**PROMPT**
Write out the full set of records exactly. Any pictures in them do not belong in the copy.
___
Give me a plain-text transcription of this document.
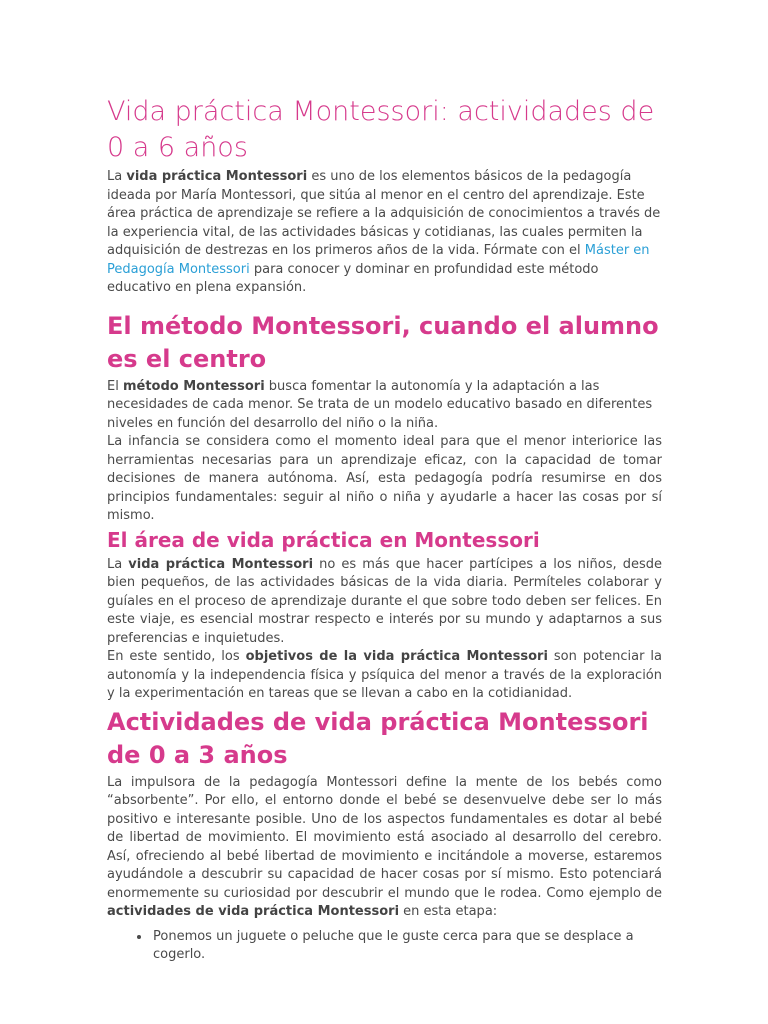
Vida práctica Montessori: actividades de 0 a 6 años

La vida práctica Montessori es uno de los elementos básicos de la pedagogía ideada por María Montessori, que sitúa al menor en el centro del aprendizaje. Este área práctica de aprendizaje se refiere a la adquisición de conocimientos a través de la experiencia vital, de las actividades básicas y cotidianas, las cuales permiten la adquisición de destrezas en los primeros años de la vida. Fórmate con el Máster en Pedagogía Montessori para conocer y dominar en profundidad este método educativo en plena expansión.

El método Montessori, cuando el alumno es el centro

El método Montessori busca fomentar la autonomía y la adaptación a las necesidades de cada menor. Se trata de un modelo educativo basado en diferentes niveles en función del desarrollo del niño o la niña.

La infancia se considera como el momento ideal para que el menor interiorice las herramientas necesarias para un aprendizaje eficaz, con la capacidad de tomar decisiones de manera autónoma. Así, esta pedagogía podría resumirse en dos principios fundamentales: seguir al niño o niña y ayudarle a hacer las cosas por sí mismo.

El área de vida práctica en Montessori

La vida práctica Montessori no es más que hacer partícipes a los niños, desde bien pequeños, de las actividades básicas de la vida diaria. Permíteles colaborar y guíales en el proceso de aprendizaje durante el que sobre todo deben ser felices. En este viaje, es esencial mostrar respecto e interés por su mundo y adaptarnos a sus preferencias e inquietudes.

En este sentido, los objetivos de la vida práctica Montessori son potenciar la autonomía y la independencia física y psíquica del menor a través de la exploración y la experimentación en tareas que se llevan a cabo en la cotidianidad.

Actividades de vida práctica Montessori de 0 a 3 años

La impulsora de la pedagogía Montessori define la mente de los bebés como “absorbente”. Por ello, el entorno donde el bebé se desenvuelve debe ser lo más positivo e interesante posible. Uno de los aspectos fundamentales es dotar al bebé de libertad de movimiento. El movimiento está asociado al desarrollo del cerebro. Así, ofreciendo al bebé libertad de movimiento e incitándole a moverse, estaremos ayudándole a descubrir su capacidad de hacer cosas por sí mismo. Esto potenciará enormemente su curiosidad por descubrir el mundo que le rodea. Como ejemplo de actividades de vida práctica Montessori en esta etapa:

• Ponemos un juguete o peluche que le guste cerca para que se desplace a cogerlo.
___
**TASK ANSWER**
Give me a plain-text transcription of this document.
Vida práctica Montessori: actividades de 0 a 6 años

La vida práctica Montessori es uno de los elementos básicos de la pedagogía ideada por María Montessori, que sitúa al menor en el centro del aprendizaje. Este área práctica de aprendizaje se refiere a la adquisición de conocimientos a través de la experiencia vital, de las actividades básicas y cotidianas, las cuales permiten la adquisición de destrezas en los primeros años de la vida. Fórmate con el Máster en Pedagogía Montessori para conocer y dominar en profundidad este método educativo en plena expansión.

El método Montessori, cuando el alumno es el centro

El método Montessori busca fomentar la autonomía y la adaptación a las necesidades de cada menor. Se trata de un modelo educativo basado en diferentes niveles en función del desarrollo del niño o la niña.

La infancia se considera como el momento ideal para que el menor interiorice las herramientas necesarias para un aprendizaje eficaz, con la capacidad de tomar decisiones de manera autónoma. Así, esta pedagogía podría resumirse en dos principios fundamentales: seguir al niño o niña y ayudarle a hacer las cosas por sí mismo.

El área de vida práctica en Montessori

La vida práctica Montessori no es más que hacer partícipes a los niños, desde bien pequeños, de las actividades básicas de la vida diaria. Permíteles colaborar y guíales en el proceso de aprendizaje durante el que sobre todo deben ser felices. En este viaje, es esencial mostrar respecto e interés por su mundo y adaptarnos a sus preferencias e inquietudes.

En este sentido, los objetivos de la vida práctica Montessori son potenciar la autonomía y la independencia física y psíquica del menor a través de la exploración y la experimentación en tareas que se llevan a cabo en la cotidianidad.

Actividades de vida práctica Montessori de 0 a 3 años

La impulsora de la pedagogía Montessori define la mente de los bebés como “absorbente”. Por ello, el entorno donde el bebé se desenvuelve debe ser lo más positivo e interesante posible. Uno de los aspectos fundamentales es dotar al bebé de libertad de movimiento. El movimiento está asociado al desarrollo del cerebro. Así, ofreciendo al bebé libertad de movimiento e incitándole a moverse, estaremos ayudándole a descubrir su capacidad de hacer cosas por sí mismo. Esto potenciará enormemente su curiosidad por descubrir el mundo que le rodea. Como ejemplo de actividades de vida práctica Montessori en esta etapa:

• Ponemos un juguete o peluche que le guste cerca para que se desplace a cogerlo.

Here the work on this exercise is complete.